§ **Records to use**:
————

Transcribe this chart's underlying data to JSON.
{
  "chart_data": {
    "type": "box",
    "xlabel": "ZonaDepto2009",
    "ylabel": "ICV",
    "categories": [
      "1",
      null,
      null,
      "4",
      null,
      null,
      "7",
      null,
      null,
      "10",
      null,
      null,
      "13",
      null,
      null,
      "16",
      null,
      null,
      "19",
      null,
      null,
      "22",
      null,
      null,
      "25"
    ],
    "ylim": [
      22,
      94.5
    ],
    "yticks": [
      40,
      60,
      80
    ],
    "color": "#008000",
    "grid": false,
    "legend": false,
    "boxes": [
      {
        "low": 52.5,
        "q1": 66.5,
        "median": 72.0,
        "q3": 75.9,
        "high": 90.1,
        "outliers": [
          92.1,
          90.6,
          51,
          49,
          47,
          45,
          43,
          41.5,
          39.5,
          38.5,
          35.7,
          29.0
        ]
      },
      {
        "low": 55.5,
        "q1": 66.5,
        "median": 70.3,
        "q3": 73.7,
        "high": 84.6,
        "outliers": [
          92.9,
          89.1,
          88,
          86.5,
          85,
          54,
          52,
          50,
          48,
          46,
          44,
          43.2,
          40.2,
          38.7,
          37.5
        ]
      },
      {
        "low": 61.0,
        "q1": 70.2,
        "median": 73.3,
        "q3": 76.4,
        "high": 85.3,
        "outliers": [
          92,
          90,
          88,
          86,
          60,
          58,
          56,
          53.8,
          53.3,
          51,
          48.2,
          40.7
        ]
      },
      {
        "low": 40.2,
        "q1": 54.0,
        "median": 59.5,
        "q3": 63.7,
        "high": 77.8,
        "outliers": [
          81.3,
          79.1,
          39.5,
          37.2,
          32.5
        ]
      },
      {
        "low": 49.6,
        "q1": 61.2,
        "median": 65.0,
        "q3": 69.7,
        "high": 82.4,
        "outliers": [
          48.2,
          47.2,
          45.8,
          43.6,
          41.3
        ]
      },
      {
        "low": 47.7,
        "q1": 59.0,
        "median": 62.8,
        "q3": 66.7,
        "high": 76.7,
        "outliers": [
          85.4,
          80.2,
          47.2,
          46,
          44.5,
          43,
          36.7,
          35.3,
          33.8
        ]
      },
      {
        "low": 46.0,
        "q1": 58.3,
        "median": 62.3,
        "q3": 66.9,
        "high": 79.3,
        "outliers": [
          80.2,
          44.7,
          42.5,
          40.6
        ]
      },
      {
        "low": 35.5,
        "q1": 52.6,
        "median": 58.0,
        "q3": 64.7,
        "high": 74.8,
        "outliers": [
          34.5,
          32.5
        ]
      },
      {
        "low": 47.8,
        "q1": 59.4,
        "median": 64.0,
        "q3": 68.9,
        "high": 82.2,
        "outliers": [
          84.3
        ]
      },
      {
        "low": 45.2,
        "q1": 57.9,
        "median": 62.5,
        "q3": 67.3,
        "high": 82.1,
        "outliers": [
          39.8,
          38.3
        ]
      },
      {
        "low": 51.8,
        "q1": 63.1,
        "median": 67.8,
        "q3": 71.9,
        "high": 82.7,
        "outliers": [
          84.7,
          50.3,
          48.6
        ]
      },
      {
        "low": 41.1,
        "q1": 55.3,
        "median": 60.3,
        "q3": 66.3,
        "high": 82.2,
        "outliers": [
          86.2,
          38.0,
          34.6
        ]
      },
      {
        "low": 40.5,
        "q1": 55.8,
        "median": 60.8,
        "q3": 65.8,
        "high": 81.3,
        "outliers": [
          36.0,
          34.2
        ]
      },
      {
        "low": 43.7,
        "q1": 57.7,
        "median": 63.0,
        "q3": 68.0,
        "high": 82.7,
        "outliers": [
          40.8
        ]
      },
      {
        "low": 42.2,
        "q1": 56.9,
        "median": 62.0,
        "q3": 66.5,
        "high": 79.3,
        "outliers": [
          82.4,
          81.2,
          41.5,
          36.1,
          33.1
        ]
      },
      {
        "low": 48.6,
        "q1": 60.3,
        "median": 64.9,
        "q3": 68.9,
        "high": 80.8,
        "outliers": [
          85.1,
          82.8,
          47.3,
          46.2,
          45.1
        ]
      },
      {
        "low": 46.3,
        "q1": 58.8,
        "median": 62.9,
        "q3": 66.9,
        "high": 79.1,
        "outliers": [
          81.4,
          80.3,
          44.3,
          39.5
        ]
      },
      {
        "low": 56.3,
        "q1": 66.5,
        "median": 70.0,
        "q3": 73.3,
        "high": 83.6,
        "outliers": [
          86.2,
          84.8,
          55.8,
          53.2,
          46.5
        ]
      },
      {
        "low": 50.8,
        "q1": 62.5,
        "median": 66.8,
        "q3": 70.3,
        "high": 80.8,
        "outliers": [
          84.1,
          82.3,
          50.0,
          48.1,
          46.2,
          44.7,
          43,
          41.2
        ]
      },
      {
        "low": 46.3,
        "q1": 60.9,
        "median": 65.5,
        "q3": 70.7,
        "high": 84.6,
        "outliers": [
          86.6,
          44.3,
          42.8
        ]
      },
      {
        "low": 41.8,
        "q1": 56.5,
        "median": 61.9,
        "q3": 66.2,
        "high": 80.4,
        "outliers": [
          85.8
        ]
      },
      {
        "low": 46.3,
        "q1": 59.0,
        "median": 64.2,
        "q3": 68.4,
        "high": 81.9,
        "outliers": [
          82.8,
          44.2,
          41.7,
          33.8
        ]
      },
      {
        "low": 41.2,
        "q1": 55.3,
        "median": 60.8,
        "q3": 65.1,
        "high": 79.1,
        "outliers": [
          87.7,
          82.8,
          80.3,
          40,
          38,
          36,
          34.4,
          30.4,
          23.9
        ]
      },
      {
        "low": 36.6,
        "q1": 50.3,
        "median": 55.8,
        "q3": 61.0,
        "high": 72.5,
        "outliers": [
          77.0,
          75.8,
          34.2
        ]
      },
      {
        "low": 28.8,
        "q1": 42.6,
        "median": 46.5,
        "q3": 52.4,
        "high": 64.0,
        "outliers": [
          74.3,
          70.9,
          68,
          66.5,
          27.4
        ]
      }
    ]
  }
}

————

§ **Short exercise**: Retype all the material above precisely, with no line left out.

§ **Exercise solution**:
Transcribe this chart's underlying data to JSON.
{
  "chart_data": {
    "type": "box",
    "xlabel": "ZonaDepto2009",
    "ylabel": "ICV",
    "categories": [
      "1",
      null,
      null,
      "4",
      null,
      null,
      "7",
      null,
      null,
      "10",
      null,
      null,
      "13",
      null,
      null,
      "16",
      null,
      null,
      "19",
      null,
      null,
      "22",
      null,
      null,
      "25"
    ],
    "ylim": [
      22,
      94.5
    ],
    "yticks": [
      40,
      60,
      80
    ],
    "color": "#008000",
    "grid": false,
    "legend": false,
    "boxes": [
      {
        "low": 52.5,
        "q1": 66.5,
        "median": 72.0,
        "q3": 75.9,
        "high": 90.1,
        "outliers": [
          92.1,
          90.6,
          51,
          49,
          47,
          45,
          43,
          41.5,
          39.5,
          38.5,
          35.7,
          29.0
        ]
      },
      {
        "low": 55.5,
        "q1": 66.5,
        "median": 70.3,
        "q3": 73.7,
        "high": 84.6,
        "outliers": [
          92.9,
          89.1,
          88,
          86.5,
          85,
          54,
          52,
          50,
          48,
          46,
          44,
          43.2,
          40.2,
          38.7,
          37.5
        ]
      },
      {
        "low": 61.0,
        "q1": 70.2,
        "median": 73.3,
        "q3": 76.4,
        "high": 85.3,
        "outliers": [
          92,
          90,
          88,
          86,
          60,
          58,
          56,
          53.8,
          53.3,
          51,
          48.2,
          40.7
        ]
      },
      {
        "low": 40.2,
        "q1": 54.0,
        "median": 59.5,
        "q3": 63.7,
        "high": 77.8,
        "outliers": [
          81.3,
          79.1,
          39.5,
          37.2,
          32.5
        ]
      },
      {
        "low": 49.6,
        "q1": 61.2,
        "median": 65.0,
        "q3": 69.7,
        "high": 82.4,
        "outliers": [
          48.2,
          47.2,
          45.8,
          43.6,
          41.3
        ]
      },
      {
        "low": 47.7,
        "q1": 59.0,
        "median": 62.8,
        "q3": 66.7,
        "high": 76.7,
        "outliers": [
          85.4,
          80.2,
          47.2,
          46,
          44.5,
          43,
          36.7,
          35.3,
          33.8
        ]
      },
      {
        "low": 46.0,
        "q1": 58.3,
        "median": 62.3,
        "q3": 66.9,
        "high": 79.3,
        "outliers": [
          80.2,
          44.7,
          42.5,
          40.6
        ]
      },
      {
        "low": 35.5,
        "q1": 52.6,
        "median": 58.0,
        "q3": 64.7,
        "high": 74.8,
        "outliers": [
          34.5,
          32.5
        ]
      },
      {
        "low": 47.8,
        "q1": 59.4,
        "median": 64.0,
        "q3": 68.9,
        "high": 82.2,
        "outliers": [
          84.3
        ]
      },
      {
        "low": 45.2,
        "q1": 57.9,
        "median": 62.5,
        "q3": 67.3,
        "high": 82.1,
        "outliers": [
          39.8,
          38.3
        ]
      },
      {
        "low": 51.8,
        "q1": 63.1,
        "median": 67.8,
        "q3": 71.9,
        "high": 82.7,
        "outliers": [
          84.7,
          50.3,
          48.6
        ]
      },
      {
        "low": 41.1,
        "q1": 55.3,
        "median": 60.3,
        "q3": 66.3,
        "high": 82.2,
        "outliers": [
          86.2,
          38.0,
          34.6
        ]
      },
      {
        "low": 40.5,
        "q1": 55.8,
        "median": 60.8,
        "q3": 65.8,
        "high": 81.3,
        "outliers": [
          36.0,
          34.2
        ]
      },
      {
        "low": 43.7,
        "q1": 57.7,
        "median": 63.0,
        "q3": 68.0,
        "high": 82.7,
        "outliers": [
          40.8
        ]
      },
      {
        "low": 42.2,
        "q1": 56.9,
        "median": 62.0,
        "q3": 66.5,
        "high": 79.3,
        "outliers": [
          82.4,
          81.2,
          41.5,
          36.1,
          33.1
        ]
      },
      {
        "low": 48.6,
        "q1": 60.3,
        "median": 64.9,
        "q3": 68.9,
        "high": 80.8,
        "outliers": [
          85.1,
          82.8,
          47.3,
          46.2,
          45.1
        ]
      },
      {
        "low": 46.3,
        "q1": 58.8,
        "median": 62.9,
        "q3": 66.9,
        "high": 79.1,
        "outliers": [
          81.4,
          80.3,
          44.3,
          39.5
        ]
      },
      {
        "low": 56.3,
        "q1": 66.5,
        "median": 70.0,
        "q3": 73.3,
        "high": 83.6,
        "outliers": [
          86.2,
          84.8,
          55.8,
          53.2,
          46.5
        ]
      },
      {
        "low": 50.8,
        "q1": 62.5,
        "median": 66.8,
        "q3": 70.3,
        "high": 80.8,
        "outliers": [
          84.1,
          82.3,
          50.0,
          48.1,
          46.2,
          44.7,
          43,
          41.2
        ]
      },
      {
        "low": 46.3,
        "q1": 60.9,
        "median": 65.5,
        "q3": 70.7,
        "high": 84.6,
        "outliers": [
          86.6,
          44.3,
          42.8
        ]
      },
      {
        "low": 41.8,
        "q1": 56.5,
        "median": 61.9,
        "q3": 66.2,
        "high": 80.4,
        "outliers": [
          85.8
        ]
      },
      {
        "low": 46.3,
        "q1": 59.0,
        "median": 64.2,
        "q3": 68.4,
        "high": 81.9,
        "outliers": [
          82.8,
          44.2,
          41.7,
          33.8
        ]
      },
      {
        "low": 41.2,
        "q1": 55.3,
        "median": 60.8,
        "q3": 65.1,
        "high": 79.1,
        "outliers": [
          87.7,
          82.8,
          80.3,
          40,
          38,
          36,
          34.4,
          30.4,
          23.9
        ]
      },
      {
        "low": 36.6,
        "q1": 50.3,
        "median": 55.8,
        "q3": 61.0,
        "high": 72.5,
        "outliers": [
          77.0,
          75.8,
          34.2
        ]
      },
      {
        "low": 28.8,
        "q1": 42.6,
        "median": 46.5,
        "q3": 52.4,
        "high": 64.0,
        "outliers": [
          74.3,
          70.9,
          68,
          66.5,
          27.4
        ]
      }
    ]
  }
}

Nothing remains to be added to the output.